- [Problem details]
Search the records for the word "fund" and report each line that has it.

(Figure record listings)
§
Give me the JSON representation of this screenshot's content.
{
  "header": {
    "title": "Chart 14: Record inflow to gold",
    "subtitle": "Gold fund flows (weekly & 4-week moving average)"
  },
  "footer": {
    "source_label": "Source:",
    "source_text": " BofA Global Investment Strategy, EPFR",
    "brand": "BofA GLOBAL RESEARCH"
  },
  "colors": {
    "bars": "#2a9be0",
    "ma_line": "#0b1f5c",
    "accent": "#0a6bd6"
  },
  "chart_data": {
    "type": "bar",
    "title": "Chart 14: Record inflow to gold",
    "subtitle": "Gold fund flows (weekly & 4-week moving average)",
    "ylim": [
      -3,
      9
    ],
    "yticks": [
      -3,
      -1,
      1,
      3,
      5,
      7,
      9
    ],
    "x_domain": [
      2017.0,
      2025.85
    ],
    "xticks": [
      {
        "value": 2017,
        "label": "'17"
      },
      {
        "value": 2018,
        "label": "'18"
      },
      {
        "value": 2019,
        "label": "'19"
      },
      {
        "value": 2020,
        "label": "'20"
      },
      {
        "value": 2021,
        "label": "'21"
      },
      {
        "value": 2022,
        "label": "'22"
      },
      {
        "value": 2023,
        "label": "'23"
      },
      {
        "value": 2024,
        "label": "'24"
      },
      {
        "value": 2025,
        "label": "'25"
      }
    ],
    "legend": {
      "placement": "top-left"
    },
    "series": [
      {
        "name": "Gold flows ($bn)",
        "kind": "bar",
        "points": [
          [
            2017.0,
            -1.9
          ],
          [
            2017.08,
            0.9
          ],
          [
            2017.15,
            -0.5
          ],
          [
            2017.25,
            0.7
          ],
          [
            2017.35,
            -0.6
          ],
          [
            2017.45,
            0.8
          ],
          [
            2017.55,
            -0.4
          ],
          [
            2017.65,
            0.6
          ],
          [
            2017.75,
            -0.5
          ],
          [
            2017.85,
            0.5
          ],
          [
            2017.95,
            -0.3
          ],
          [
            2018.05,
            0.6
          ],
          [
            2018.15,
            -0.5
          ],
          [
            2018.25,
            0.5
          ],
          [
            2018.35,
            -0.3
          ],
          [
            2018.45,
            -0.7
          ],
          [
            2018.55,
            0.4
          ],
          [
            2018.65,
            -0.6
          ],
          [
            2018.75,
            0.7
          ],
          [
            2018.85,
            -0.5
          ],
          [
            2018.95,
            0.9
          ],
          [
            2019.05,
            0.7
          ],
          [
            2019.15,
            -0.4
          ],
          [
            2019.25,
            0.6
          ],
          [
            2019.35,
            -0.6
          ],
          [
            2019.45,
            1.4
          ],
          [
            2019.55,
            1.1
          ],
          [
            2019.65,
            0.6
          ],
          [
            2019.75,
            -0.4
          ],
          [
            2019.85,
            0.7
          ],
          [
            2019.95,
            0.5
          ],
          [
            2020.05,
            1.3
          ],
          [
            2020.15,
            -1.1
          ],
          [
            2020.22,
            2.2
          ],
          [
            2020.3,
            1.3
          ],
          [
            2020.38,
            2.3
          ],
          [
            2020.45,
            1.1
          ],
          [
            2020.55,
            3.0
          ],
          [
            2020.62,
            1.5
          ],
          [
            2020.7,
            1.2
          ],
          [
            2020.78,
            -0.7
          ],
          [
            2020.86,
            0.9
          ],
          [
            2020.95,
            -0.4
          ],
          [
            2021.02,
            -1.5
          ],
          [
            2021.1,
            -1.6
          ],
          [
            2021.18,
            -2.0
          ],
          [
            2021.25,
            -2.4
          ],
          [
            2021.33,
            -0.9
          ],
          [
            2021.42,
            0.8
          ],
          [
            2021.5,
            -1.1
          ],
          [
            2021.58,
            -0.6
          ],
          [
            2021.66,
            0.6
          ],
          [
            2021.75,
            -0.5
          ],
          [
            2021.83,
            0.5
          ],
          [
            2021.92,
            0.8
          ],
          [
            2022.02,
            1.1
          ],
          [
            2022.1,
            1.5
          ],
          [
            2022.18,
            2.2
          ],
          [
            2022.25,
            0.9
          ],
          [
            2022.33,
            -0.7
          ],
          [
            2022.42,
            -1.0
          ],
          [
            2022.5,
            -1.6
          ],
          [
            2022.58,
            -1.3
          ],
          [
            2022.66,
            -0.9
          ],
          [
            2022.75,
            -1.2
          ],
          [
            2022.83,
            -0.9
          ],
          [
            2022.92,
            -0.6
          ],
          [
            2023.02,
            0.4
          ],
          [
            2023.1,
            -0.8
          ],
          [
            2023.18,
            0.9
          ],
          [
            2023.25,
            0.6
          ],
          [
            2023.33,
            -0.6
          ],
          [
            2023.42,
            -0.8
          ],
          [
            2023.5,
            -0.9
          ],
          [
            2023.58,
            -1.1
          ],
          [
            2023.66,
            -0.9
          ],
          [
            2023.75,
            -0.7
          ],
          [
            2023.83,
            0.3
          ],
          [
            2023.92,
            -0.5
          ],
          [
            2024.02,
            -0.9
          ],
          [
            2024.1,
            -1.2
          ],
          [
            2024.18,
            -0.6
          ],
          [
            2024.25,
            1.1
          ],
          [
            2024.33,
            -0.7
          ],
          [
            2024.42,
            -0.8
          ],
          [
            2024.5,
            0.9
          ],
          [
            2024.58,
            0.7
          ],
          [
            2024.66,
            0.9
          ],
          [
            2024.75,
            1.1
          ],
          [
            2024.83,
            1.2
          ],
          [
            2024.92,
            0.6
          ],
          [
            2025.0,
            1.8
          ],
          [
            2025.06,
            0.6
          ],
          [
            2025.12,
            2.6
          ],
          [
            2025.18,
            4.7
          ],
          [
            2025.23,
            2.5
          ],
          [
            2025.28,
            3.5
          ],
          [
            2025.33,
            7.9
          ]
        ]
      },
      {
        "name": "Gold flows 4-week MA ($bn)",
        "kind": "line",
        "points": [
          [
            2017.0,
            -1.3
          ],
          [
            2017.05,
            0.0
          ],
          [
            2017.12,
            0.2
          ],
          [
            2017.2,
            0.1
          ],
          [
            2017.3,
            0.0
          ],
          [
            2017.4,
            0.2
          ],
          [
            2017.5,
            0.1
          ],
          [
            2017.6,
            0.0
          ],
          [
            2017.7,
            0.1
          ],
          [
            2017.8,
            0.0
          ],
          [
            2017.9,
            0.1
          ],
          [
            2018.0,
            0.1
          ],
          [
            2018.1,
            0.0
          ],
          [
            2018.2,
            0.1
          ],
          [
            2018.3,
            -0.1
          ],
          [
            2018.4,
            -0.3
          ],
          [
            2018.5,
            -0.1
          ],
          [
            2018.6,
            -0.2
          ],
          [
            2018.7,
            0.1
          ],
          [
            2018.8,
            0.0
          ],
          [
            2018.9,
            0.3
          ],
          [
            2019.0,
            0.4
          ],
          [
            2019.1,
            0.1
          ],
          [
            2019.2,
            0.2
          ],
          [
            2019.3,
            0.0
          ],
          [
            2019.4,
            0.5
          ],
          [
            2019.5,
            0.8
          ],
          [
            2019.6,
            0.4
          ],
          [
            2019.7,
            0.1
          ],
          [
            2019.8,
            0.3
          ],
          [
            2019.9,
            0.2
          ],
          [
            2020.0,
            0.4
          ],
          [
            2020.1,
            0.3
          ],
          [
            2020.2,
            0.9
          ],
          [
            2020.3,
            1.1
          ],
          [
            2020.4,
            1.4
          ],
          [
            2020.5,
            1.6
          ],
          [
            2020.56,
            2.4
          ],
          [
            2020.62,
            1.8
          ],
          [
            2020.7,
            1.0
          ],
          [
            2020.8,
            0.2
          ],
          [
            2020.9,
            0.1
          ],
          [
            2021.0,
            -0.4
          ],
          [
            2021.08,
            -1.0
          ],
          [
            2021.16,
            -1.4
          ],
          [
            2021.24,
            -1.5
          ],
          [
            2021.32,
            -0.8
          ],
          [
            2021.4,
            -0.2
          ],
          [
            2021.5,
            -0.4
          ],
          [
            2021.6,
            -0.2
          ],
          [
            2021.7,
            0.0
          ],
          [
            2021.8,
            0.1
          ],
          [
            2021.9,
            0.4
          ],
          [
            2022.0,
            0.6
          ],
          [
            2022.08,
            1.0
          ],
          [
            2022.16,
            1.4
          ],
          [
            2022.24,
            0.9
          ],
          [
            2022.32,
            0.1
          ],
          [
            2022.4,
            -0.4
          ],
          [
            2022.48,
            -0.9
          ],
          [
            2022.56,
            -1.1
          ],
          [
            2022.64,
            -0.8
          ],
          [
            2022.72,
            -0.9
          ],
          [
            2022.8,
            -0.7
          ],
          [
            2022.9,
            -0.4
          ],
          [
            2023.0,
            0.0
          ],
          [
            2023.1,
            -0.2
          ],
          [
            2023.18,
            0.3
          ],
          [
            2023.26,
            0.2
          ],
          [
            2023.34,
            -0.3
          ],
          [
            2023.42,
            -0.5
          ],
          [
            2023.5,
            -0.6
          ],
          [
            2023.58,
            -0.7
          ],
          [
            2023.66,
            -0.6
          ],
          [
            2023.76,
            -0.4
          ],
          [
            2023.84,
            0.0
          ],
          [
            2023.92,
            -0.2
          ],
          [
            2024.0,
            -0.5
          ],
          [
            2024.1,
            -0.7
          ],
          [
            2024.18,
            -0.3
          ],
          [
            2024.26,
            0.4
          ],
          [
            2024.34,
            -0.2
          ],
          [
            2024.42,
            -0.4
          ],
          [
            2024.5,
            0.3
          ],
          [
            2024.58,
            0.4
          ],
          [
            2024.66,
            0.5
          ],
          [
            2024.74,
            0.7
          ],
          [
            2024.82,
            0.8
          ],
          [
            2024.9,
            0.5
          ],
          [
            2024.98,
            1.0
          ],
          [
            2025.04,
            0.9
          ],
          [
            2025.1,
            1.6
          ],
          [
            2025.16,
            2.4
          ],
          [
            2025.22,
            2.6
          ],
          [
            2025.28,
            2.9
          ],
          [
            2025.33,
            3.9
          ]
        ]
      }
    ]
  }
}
§
- [Answer below]
    "subtitle": "Gold fund flows (weekly & 4-week moving average)"
    "subtitle": "Gold fund flows (weekly & 4-week moving average)",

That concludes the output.